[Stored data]
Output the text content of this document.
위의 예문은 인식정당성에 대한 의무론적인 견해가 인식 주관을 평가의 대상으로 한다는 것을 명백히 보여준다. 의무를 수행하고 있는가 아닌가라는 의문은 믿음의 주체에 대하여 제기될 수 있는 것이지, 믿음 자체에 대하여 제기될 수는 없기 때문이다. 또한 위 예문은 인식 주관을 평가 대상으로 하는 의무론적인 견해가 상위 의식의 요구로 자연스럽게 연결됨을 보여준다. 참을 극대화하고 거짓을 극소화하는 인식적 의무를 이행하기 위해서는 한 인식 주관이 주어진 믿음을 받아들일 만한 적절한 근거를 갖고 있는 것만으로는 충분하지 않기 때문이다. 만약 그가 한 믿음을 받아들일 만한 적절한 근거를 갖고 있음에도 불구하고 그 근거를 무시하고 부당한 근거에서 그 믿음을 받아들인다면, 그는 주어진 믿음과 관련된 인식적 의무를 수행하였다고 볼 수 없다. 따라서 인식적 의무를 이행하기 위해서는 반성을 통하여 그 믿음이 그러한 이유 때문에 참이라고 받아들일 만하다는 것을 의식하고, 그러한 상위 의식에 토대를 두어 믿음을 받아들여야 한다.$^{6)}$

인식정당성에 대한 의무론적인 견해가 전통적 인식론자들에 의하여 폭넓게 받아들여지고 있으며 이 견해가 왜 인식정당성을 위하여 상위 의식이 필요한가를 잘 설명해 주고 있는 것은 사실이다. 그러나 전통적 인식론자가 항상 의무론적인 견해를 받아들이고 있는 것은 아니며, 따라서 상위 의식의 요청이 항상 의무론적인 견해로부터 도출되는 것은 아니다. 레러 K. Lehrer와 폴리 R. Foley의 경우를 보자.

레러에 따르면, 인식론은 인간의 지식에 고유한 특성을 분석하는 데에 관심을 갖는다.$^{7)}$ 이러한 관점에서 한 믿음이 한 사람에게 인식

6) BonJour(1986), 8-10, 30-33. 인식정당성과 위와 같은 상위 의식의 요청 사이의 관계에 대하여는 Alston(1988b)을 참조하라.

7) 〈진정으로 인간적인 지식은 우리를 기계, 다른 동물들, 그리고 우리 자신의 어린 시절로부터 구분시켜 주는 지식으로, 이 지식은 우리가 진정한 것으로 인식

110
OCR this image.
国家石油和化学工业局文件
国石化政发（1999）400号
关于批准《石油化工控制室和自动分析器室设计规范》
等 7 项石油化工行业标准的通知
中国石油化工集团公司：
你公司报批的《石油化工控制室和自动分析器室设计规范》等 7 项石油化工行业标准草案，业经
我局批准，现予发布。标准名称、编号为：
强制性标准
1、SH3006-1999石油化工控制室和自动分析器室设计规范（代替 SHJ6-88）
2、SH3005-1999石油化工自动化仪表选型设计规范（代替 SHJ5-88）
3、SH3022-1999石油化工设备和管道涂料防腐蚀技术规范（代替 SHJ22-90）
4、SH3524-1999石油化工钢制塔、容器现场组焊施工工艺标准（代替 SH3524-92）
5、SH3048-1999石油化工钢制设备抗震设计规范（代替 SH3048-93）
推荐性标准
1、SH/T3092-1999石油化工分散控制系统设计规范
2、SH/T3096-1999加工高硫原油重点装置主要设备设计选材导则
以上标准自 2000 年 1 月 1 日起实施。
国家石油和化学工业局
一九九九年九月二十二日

• GOAL OF THE EXERCISE
Repeat the data above, word for word.

• TASK SOLUTION
Output the text content of this document.
위의 예문은 인식정당성에 대한 의무론적인 견해가 인식 주관을 평가의 대상으로 한다는 것을 명백히 보여준다. 의무를 수행하고 있는가 아닌가라는 의문은 믿음의 주체에 대하여 제기될 수 있는 것이지, 믿음 자체에 대하여 제기될 수는 없기 때문이다. 또한 위 예문은 인식 주관을 평가 대상으로 하는 의무론적인 견해가 상위 의식의 요구로 자연스럽게 연결됨을 보여준다. 참을 극대화하고 거짓을 극소화하는 인식적 의무를 이행하기 위해서는 한 인식 주관이 주어진 믿음을 받아들일 만한 적절한 근거를 갖고 있는 것만으로는 충분하지 않기 때문이다. 만약 그가 한 믿음을 받아들일 만한 적절한 근거를 갖고 있음에도 불구하고 그 근거를 무시하고 부당한 근거에서 그 믿음을 받아들인다면, 그는 주어진 믿음과 관련된 인식적 의무를 수행하였다고 볼 수 없다. 따라서 인식적 의무를 이행하기 위해서는 반성을 통하여 그 믿음이 그러한 이유 때문에 참이라고 받아들일 만하다는 것을 의식하고, 그러한 상위 의식에 토대를 두어 믿음을 받아들여야 한다.$^{6)}$

인식정당성에 대한 의무론적인 견해가 전통적 인식론자들에 의하여 폭넓게 받아들여지고 있으며 이 견해가 왜 인식정당성을 위하여 상위 의식이 필요한가를 잘 설명해 주고 있는 것은 사실이다. 그러나 전통적 인식론자가 항상 의무론적인 견해를 받아들이고 있는 것은 아니며, 따라서 상위 의식의 요청이 항상 의무론적인 견해로부터 도출되는 것은 아니다. 레러 K. Lehrer와 폴리 R. Foley의 경우를 보자.

레러에 따르면, 인식론은 인간의 지식에 고유한 특성을 분석하는 데에 관심을 갖는다.$^{7)}$ 이러한 관점에서 한 믿음이 한 사람에게 인식

6) BonJour(1986), 8-10, 30-33. 인식정당성과 위와 같은 상위 의식의 요청 사이의 관계에 대하여는 Alston(1988b)을 참조하라.

7) 〈진정으로 인간적인 지식은 우리를 기계, 다른 동물들, 그리고 우리 자신의 어린 시절로부터 구분시켜 주는 지식으로, 이 지식은 우리가 진정한 것으로 인식

110
OCR this image.
国家石油和化学工业局文件
国石化政发（1999）400号
关于批准《石油化工控制室和自动分析器室设计规范》
等 7 项石油化工行业标准的通知
中国石油化工集团公司：
你公司报批的《石油化工控制室和自动分析器室设计规范》等 7 项石油化工行业标准草案，业经
我局批准，现予发布。标准名称、编号为：
强制性标准
1、SH3006-1999石油化工控制室和自动分析器室设计规范（代替 SHJ6-88）
2、SH3005-1999石油化工自动化仪表选型设计规范（代替 SHJ5-88）
3、SH3022-1999石油化工设备和管道涂料防腐蚀技术规范（代替 SHJ22-90）
4、SH3524-1999石油化工钢制塔、容器现场组焊施工工艺标准（代替 SH3524-92）
5、SH3048-1999石油化工钢制设备抗震设计规范（代替 SH3048-93）
推荐性标准
1、SH/T3092-1999石油化工分散控制系统设计规范
2、SH/T3096-1999加工高硫原油重点装置主要设备设计选材导则
以上标准自 2000 年 1 月 1 日起实施。
国家石油和化学工业局
一九九九年九月二十二日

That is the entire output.